>> START PROVIDED MATERIAL

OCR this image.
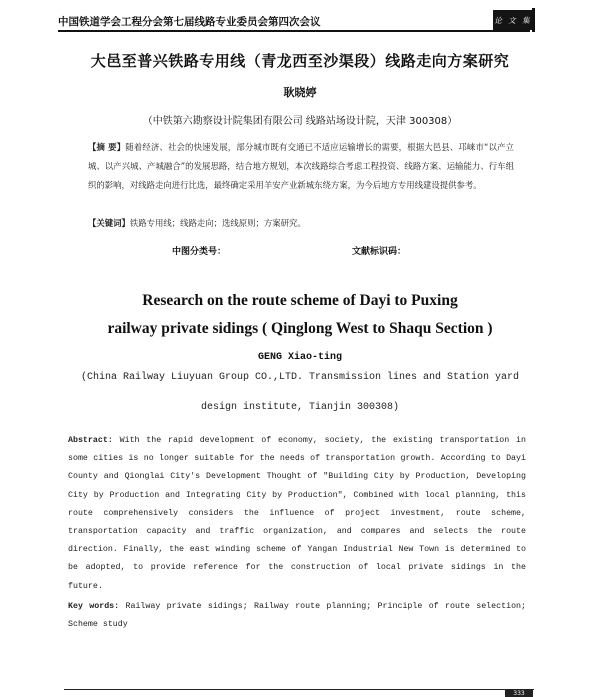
中国铁道学会工程分会第七届线路专业委员会第四次会议	论 文 集
大邑至普兴铁路专用线（青龙西至沙渠段）线路走向方案研究
耿晓婷
（中铁第六勘察设计院集团有限公司 线路站场设计院，天津 300308）
【摘 要】随着经济、社会的快速发展，部分城市既有交通已不适应运输增长的需要，根据大邑县、邛崃市“以产立城、以产兴城、产城融合”的发展思路，结合地方规划，本次线路综合考虑工程投资、线路方案、运输能力、行车组织的影响，对线路走向进行比选，最终确定采用羊安产业新城东绕方案，为今后地方专用线建设提供参考。
【关键词】铁路专用线；线路走向；选线原则；方案研究。
中图分类号：	文献标识码：
Research on the route scheme of Dayi to Puxing
railway private sidings ( Qinglong West to Shaqu Section )
GENG Xiao-ting
(China Railway Liuyuan Group CO.,LTD. Transmission lines and Station yard
design institute, Tianjin 300308)
Abstract: With the rapid development of economy, society, the existing transportation in some cities is no longer suitable for the needs of transportation growth. According to Dayi County and Qionglai City's Development Thought of "Building City by Production, Developing City by Production and Integrating City by Production", Combined with local planning, this route comprehensively considers the influence of project investment, route scheme, transportation capacity and traffic organization, and compares and selects the route direction. Finally, the east winding scheme of Yangan Industrial New Town is determined to be adopted, to provide reference for the construction of local private sidings in the future.
Key words: Railway private sidings; Railway route planning; Principle of route selection; Scheme study
333
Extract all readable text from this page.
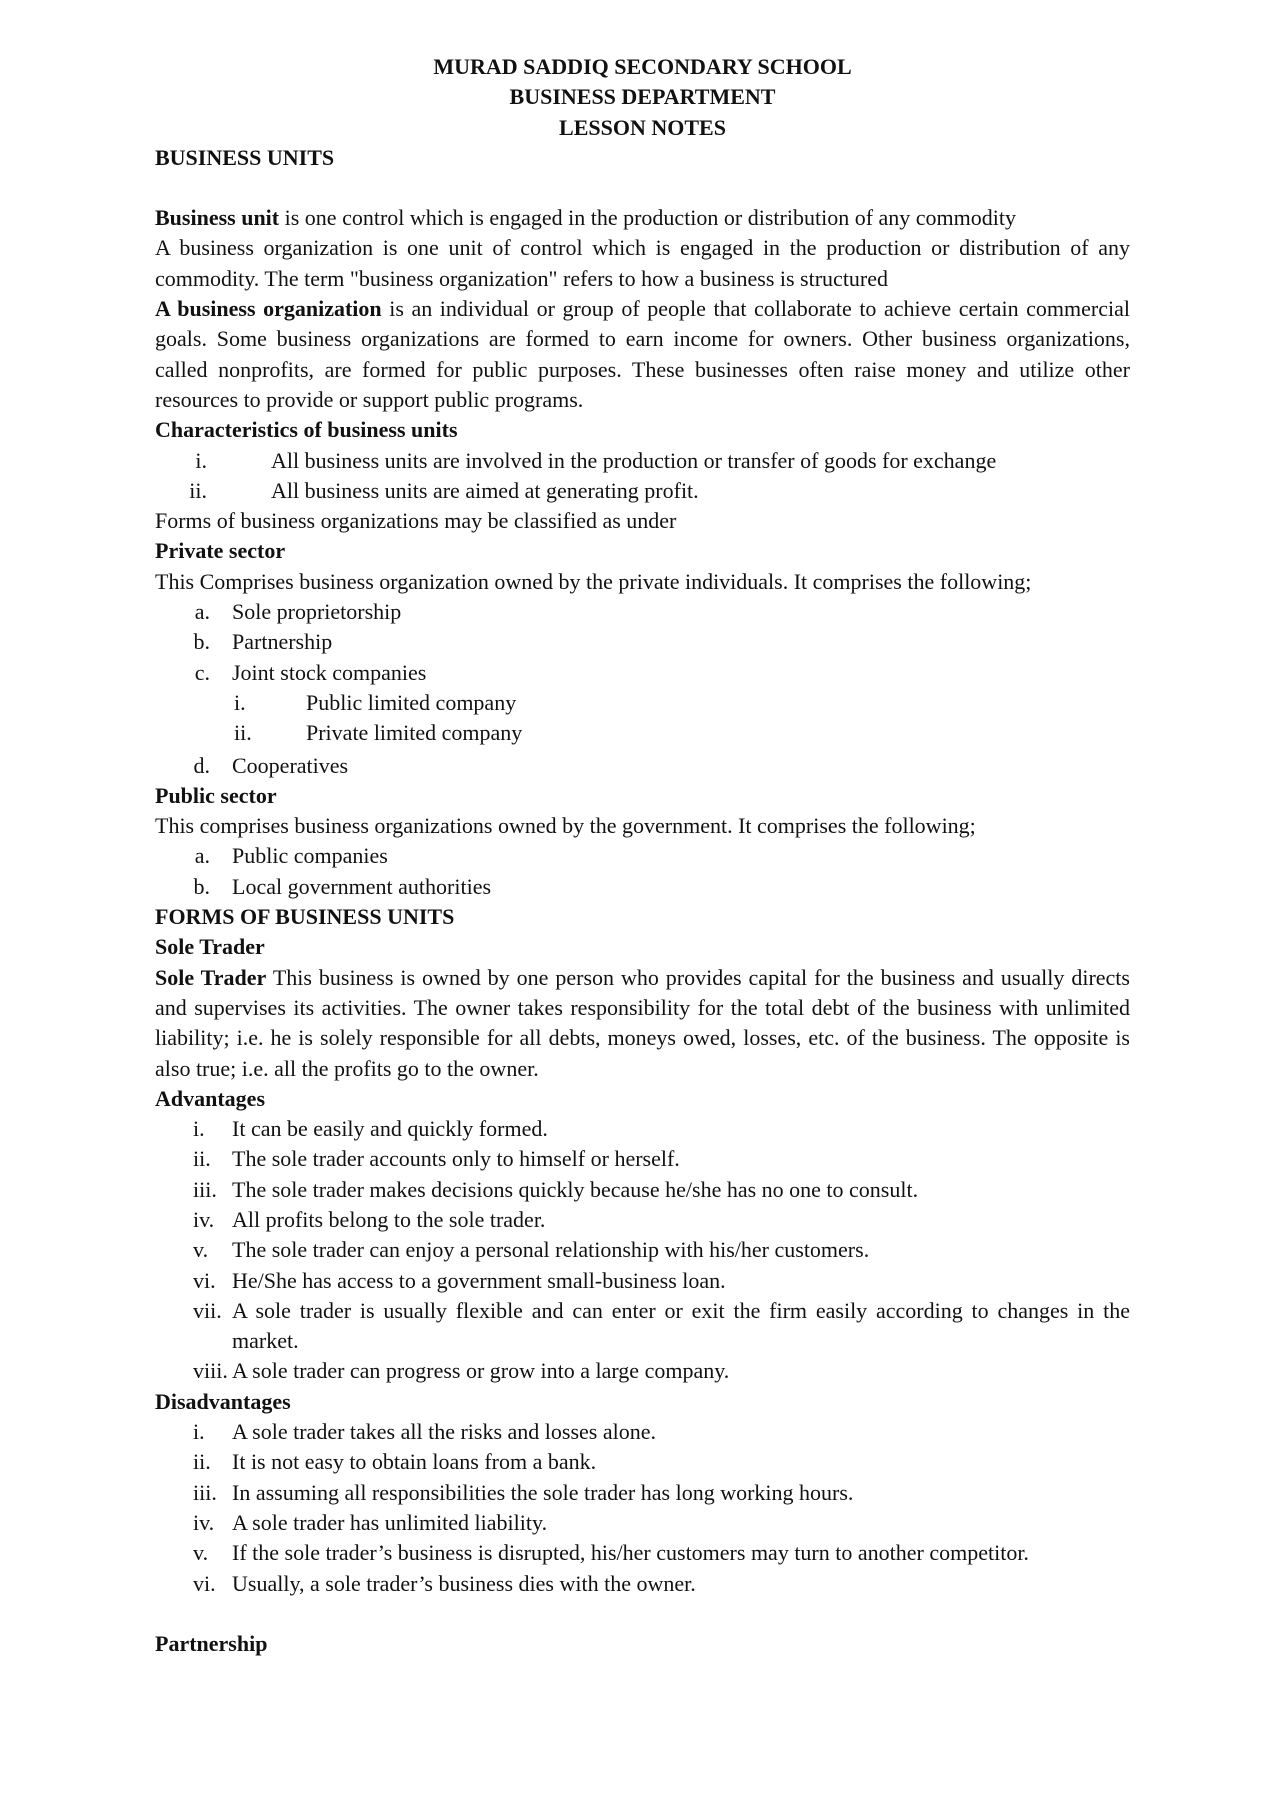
MURAD SADDIQ SECONDARY SCHOOL
BUSINESS DEPARTMENT
LESSON NOTES
BUSINESS UNITS

Business unit is one control which is engaged in the production or distribution of any commodity

A business organization is one unit of control which is engaged in the production or distribution of any commodity. The term "business organization" refers to how a business is structured

A business organization is an individual or group of people that collaborate to achieve certain commercial goals. Some business organizations are formed to earn income for owners. Other business organizations, called nonprofits, are formed for public purposes. These businesses often raise money and utilize other resources to provide or support public programs.

Characteristics of business units
i.	All business units are involved in the production or transfer of goods for exchange
ii.	All business units are aimed at generating profit.
Forms of business organizations may be classified as under
Private sector
This Comprises business organization owned by the private individuals. It comprises the following;
a.	Sole proprietorship
b.	Partnership
c.	Joint stock companies
i.	Public limited company
ii.	Private limited company
d.	Cooperatives
Public sector
This comprises business organizations owned by the government. It comprises the following;
a.	Public companies
b.	Local government authorities
FORMS OF BUSINESS UNITS
Sole Trader

Sole Trader This business is owned by one person who provides capital for the business and usually directs and supervises its activities. The owner takes responsibility for the total debt of the business with unlimited liability; i.e. he is solely responsible for all debts, moneys owed, losses, etc. of the business. The opposite is also true; i.e. all the profits go to the owner.

Advantages
i.	It can be easily and quickly formed.
ii. The sole trader accounts only to himself or herself.
iii. The sole trader makes decisions quickly because he/she has no one to consult.
iv. All profits belong to the sole trader.
v.	The sole trader can enjoy a personal relationship with his/her customers.
vi. He/She has access to a government small-business loan.
vii. A sole trader is usually flexible and can enter or exit the firm easily according to changes in the market.
viii. A sole trader can progress or grow into a large company.
Disadvantages
i.	A sole trader takes all the risks and losses alone.
ii. It is not easy to obtain loans from a bank.
iii. In assuming all responsibilities the sole trader has long working hours.
iv. A sole trader has unlimited liability.
v.	If the sole trader’s business is disrupted, his/her customers may turn to another competitor.
vi. Usually, a sole trader’s business dies with the owner.
Partnership
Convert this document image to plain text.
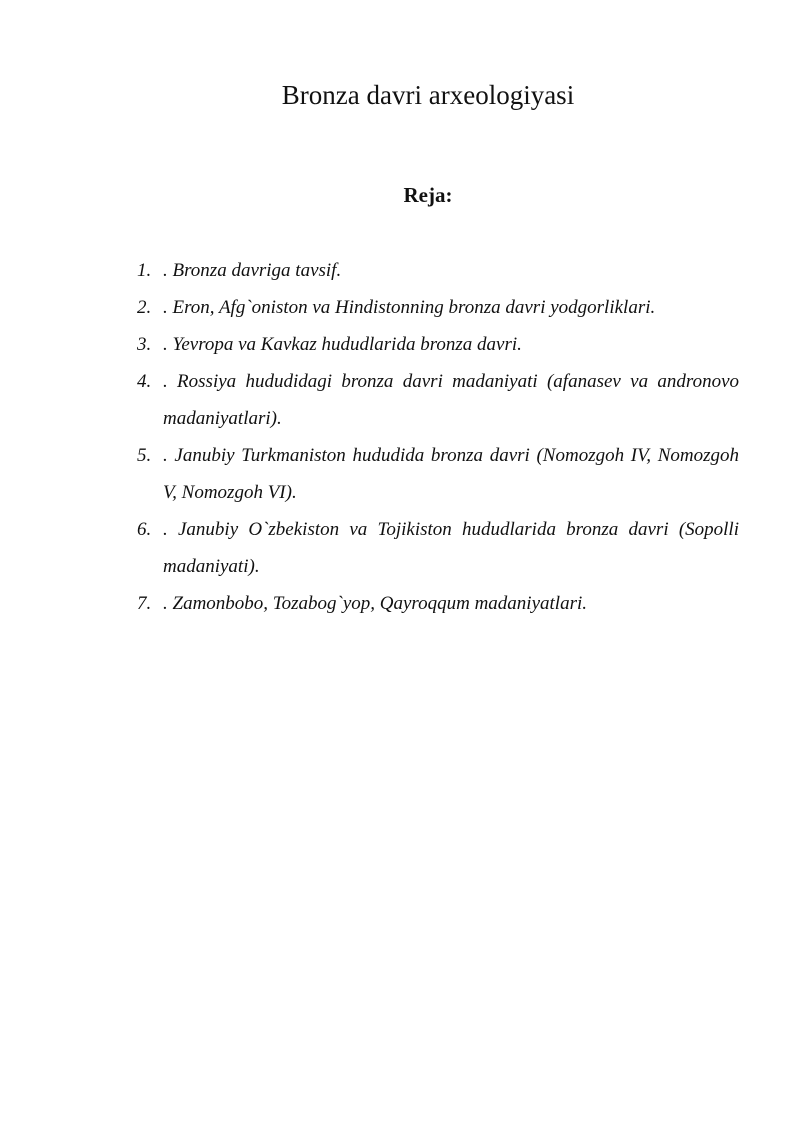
Bronza davri arxeologiyasi
Reja:
1. . Bronza davriga tavsif.
2. . Eron, Afg`oniston va Hindistonning bronza davri yodgorliklari.
3. . Yevropa va Kavkaz hududlarida bronza davri.
4. . Rossiya hududidagi bronza davri madaniyati (afanasev va andronovo madaniyatlari).
5. . Janubiy Turkmaniston hududida bronza davri (Nomozgoh IV, Nomozgoh V, Nomozgoh VI).
6. . Janubiy O`zbekiston va Tojikiston hududlarida bronza davri (Sopolli madaniyati).
7. . Zamonbobo, Tozabog`yop, Qayroqqum madaniyatlari.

>> END PROVIDED MATERIAL

OBJECTIVE. Quote the records in full and exactly; skip any image.

ANSWER FOR THE TASK.
OCR this image.
中国铁道学会工程分会第七届线路专业委员会第四次会议	论 文 集
大邑至普兴铁路专用线（青龙西至沙渠段）线路走向方案研究
耿晓婷
（中铁第六勘察设计院集团有限公司 线路站场设计院，天津 300308）
【摘 要】随着经济、社会的快速发展，部分城市既有交通已不适应运输增长的需要，根据大邑县、邛崃市“以产立城、以产兴城、产城融合”的发展思路，结合地方规划，本次线路综合考虑工程投资、线路方案、运输能力、行车组织的影响，对线路走向进行比选，最终确定采用羊安产业新城东绕方案，为今后地方专用线建设提供参考。
【关键词】铁路专用线；线路走向；选线原则；方案研究。
中图分类号：	文献标识码：
Research on the route scheme of Dayi to Puxing
railway private sidings ( Qinglong West to Shaqu Section )
GENG Xiao-ting
(China Railway Liuyuan Group CO.,LTD. Transmission lines and Station yard
design institute, Tianjin 300308)
Abstract: With the rapid development of economy, society, the existing transportation in some cities is no longer suitable for the needs of transportation growth. According to Dayi County and Qionglai City's Development Thought of "Building City by Production, Developing City by Production and Integrating City by Production", Combined with local planning, this route comprehensively considers the influence of project investment, route scheme, transportation capacity and traffic organization, and compares and selects the route direction. Finally, the east winding scheme of Yangan Industrial New Town is determined to be adopted, to provide reference for the construction of local private sidings in the future.
Key words: Railway private sidings; Railway route planning; Principle of route selection; Scheme study
333
Extract all readable text from this page.
MURAD SADDIQ SECONDARY SCHOOL
BUSINESS DEPARTMENT
LESSON NOTES
BUSINESS UNITS

Business unit is one control which is engaged in the production or distribution of any commodity

A business organization is one unit of control which is engaged in the production or distribution of any commodity. The term "business organization" refers to how a business is structured

A business organization is an individual or group of people that collaborate to achieve certain commercial goals. Some business organizations are formed to earn income for owners. Other business organizations, called nonprofits, are formed for public purposes. These businesses often raise money and utilize other resources to provide or support public programs.

Characteristics of business units
i.	All business units are involved in the production or transfer of goods for exchange
ii.	All business units are aimed at generating profit.
Forms of business organizations may be classified as under
Private sector
This Comprises business organization owned by the private individuals. It comprises the following;
a.	Sole proprietorship
b.	Partnership
c.	Joint stock companies
i.	Public limited company
ii.	Private limited company
d.	Cooperatives
Public sector
This comprises business organizations owned by the government. It comprises the following;
a.	Public companies
b.	Local government authorities
FORMS OF BUSINESS UNITS
Sole Trader

Sole Trader This business is owned by one person who provides capital for the business and usually directs and supervises its activities. The owner takes responsibility for the total debt of the business with unlimited liability; i.e. he is solely responsible for all debts, moneys owed, losses, etc. of the business. The opposite is also true; i.e. all the profits go to the owner.

Advantages
i.	It can be easily and quickly formed.
ii. The sole trader accounts only to himself or herself.
iii. The sole trader makes decisions quickly because he/she has no one to consult.
iv. All profits belong to the sole trader.
v.	The sole trader can enjoy a personal relationship with his/her customers.
vi. He/She has access to a government small-business loan.
vii. A sole trader is usually flexible and can enter or exit the firm easily according to changes in the market.
viii. A sole trader can progress or grow into a large company.
Disadvantages
i.	A sole trader takes all the risks and losses alone.
ii. It is not easy to obtain loans from a bank.
iii. In assuming all responsibilities the sole trader has long working hours.
iv. A sole trader has unlimited liability.
v.	If the sole trader’s business is disrupted, his/her customers may turn to another competitor.
vi. Usually, a sole trader’s business dies with the owner.
Partnership
Convert this document image to plain text.
Bronza davri arxeologiyasi
Reja:
1. . Bronza davriga tavsif.
2. . Eron, Afg`oniston va Hindistonning bronza davri yodgorliklari.
3. . Yevropa va Kavkaz hududlarida bronza davri.
4. . Rossiya hududidagi bronza davri madaniyati (afanasev va andronovo madaniyatlari).
5. . Janubiy Turkmaniston hududida bronza davri (Nomozgoh IV, Nomozgoh V, Nomozgoh VI).
6. . Janubiy O`zbekiston va Tojikiston hududlarida bronza davri (Sopolli madaniyati).
7. . Zamonbobo, Tozabog`yop, Qayroqqum madaniyatlari.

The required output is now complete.